━━━ Recorded data ━━━

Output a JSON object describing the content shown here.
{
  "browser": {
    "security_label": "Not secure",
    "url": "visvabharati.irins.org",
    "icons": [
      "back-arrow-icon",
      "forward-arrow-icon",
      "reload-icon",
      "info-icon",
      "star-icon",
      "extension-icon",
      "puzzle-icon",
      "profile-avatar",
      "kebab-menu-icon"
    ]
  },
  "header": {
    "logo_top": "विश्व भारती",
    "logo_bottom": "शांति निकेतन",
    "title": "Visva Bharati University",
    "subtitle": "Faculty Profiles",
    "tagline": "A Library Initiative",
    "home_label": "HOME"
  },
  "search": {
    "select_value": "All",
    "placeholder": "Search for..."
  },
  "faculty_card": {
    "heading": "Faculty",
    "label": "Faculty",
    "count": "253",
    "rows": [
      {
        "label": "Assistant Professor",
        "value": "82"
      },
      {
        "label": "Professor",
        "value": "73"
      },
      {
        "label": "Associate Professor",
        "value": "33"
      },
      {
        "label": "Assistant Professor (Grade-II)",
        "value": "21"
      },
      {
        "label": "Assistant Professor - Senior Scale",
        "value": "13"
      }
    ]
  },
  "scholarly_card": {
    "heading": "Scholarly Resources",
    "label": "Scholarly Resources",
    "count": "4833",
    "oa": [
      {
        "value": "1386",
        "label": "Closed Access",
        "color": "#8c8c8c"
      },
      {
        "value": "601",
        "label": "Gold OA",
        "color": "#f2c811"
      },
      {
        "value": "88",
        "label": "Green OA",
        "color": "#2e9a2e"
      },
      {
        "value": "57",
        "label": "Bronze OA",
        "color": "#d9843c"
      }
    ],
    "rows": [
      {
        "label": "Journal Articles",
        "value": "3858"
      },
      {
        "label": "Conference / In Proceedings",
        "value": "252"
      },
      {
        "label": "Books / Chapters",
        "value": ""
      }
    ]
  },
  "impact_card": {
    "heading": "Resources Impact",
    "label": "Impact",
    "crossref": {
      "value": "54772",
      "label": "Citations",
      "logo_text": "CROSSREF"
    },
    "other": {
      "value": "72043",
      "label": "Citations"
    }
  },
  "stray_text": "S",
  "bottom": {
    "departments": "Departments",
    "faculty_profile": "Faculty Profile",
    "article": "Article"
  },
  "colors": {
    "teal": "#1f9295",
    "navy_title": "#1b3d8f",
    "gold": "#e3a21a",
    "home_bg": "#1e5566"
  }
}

━━━

What you will do:
Return all the lines that contain the string "heading".

Full solution:
    "heading": "Faculty",
    "heading": "Scholarly Resources",
    "heading": "Resources Impact",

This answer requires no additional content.